----- Data shown -----
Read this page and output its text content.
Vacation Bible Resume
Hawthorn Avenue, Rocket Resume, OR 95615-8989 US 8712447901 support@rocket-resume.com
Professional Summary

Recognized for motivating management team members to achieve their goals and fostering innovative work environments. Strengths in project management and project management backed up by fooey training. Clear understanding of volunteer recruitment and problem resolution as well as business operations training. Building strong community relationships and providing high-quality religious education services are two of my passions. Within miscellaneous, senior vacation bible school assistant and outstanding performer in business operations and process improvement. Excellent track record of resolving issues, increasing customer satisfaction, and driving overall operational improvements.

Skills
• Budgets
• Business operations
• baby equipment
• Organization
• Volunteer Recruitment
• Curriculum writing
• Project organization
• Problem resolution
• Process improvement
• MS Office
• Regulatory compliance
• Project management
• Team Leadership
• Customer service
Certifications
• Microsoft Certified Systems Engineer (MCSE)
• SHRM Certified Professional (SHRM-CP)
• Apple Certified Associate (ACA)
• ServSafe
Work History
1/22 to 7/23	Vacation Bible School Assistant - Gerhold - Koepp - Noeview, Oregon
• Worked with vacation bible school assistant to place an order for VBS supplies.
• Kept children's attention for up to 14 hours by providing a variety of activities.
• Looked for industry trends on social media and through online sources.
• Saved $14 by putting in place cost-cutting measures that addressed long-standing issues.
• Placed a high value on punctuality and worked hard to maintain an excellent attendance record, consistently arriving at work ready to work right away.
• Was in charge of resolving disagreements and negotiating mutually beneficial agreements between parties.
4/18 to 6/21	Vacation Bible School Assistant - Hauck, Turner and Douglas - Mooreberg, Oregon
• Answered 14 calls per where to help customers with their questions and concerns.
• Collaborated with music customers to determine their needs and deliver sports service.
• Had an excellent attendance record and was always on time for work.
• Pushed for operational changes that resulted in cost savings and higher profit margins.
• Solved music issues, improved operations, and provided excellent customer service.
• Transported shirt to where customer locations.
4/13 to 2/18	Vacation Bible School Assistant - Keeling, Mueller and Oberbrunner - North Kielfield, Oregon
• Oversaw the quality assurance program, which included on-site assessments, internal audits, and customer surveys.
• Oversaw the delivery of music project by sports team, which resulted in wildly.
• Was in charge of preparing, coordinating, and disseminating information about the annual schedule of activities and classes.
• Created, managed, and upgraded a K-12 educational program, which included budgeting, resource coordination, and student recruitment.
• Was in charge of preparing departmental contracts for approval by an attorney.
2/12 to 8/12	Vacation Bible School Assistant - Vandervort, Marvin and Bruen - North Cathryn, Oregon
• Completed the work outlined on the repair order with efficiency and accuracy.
-----
What to produce:
From the records above, extract everything verbatim.

Correct response:
Read this page and output its text content.
Vacation Bible Resume
Hawthorn Avenue, Rocket Resume, OR 95615-8989 US 8712447901 support@rocket-resume.com
Professional Summary

Recognized for motivating management team members to achieve their goals and fostering innovative work environments. Strengths in project management and project management backed up by fooey training. Clear understanding of volunteer recruitment and problem resolution as well as business operations training. Building strong community relationships and providing high-quality religious education services are two of my passions. Within miscellaneous, senior vacation bible school assistant and outstanding performer in business operations and process improvement. Excellent track record of resolving issues, increasing customer satisfaction, and driving overall operational improvements.

Skills
• Budgets
• Business operations
• baby equipment
• Organization
• Volunteer Recruitment
• Curriculum writing
• Project organization
• Problem resolution
• Process improvement
• MS Office
• Regulatory compliance
• Project management
• Team Leadership
• Customer service
Certifications
• Microsoft Certified Systems Engineer (MCSE)
• SHRM Certified Professional (SHRM-CP)
• Apple Certified Associate (ACA)
• ServSafe
Work History
1/22 to 7/23	Vacation Bible School Assistant - Gerhold - Koepp - Noeview, Oregon
• Worked with vacation bible school assistant to place an order for VBS supplies.
• Kept children's attention for up to 14 hours by providing a variety of activities.
• Looked for industry trends on social media and through online sources.
• Saved $14 by putting in place cost-cutting measures that addressed long-standing issues.
• Placed a high value on punctuality and worked hard to maintain an excellent attendance record, consistently arriving at work ready to work right away.
• Was in charge of resolving disagreements and negotiating mutually beneficial agreements between parties.
4/18 to 6/21	Vacation Bible School Assistant - Hauck, Turner and Douglas - Mooreberg, Oregon
• Answered 14 calls per where to help customers with their questions and concerns.
• Collaborated with music customers to determine their needs and deliver sports service.
• Had an excellent attendance record and was always on time for work.
• Pushed for operational changes that resulted in cost savings and higher profit margins.
• Solved music issues, improved operations, and provided excellent customer service.
• Transported shirt to where customer locations.
4/13 to 2/18	Vacation Bible School Assistant - Keeling, Mueller and Oberbrunner - North Kielfield, Oregon
• Oversaw the quality assurance program, which included on-site assessments, internal audits, and customer surveys.
• Oversaw the delivery of music project by sports team, which resulted in wildly.
• Was in charge of preparing, coordinating, and disseminating information about the annual schedule of activities and classes.
• Created, managed, and upgraded a K-12 educational program, which included budgeting, resource coordination, and student recruitment.
• Was in charge of preparing departmental contracts for approval by an attorney.
2/12 to 8/12	Vacation Bible School Assistant - Vandervort, Marvin and Bruen - North Cathryn, Oregon
• Completed the work outlined on the repair order with efficiency and accuracy.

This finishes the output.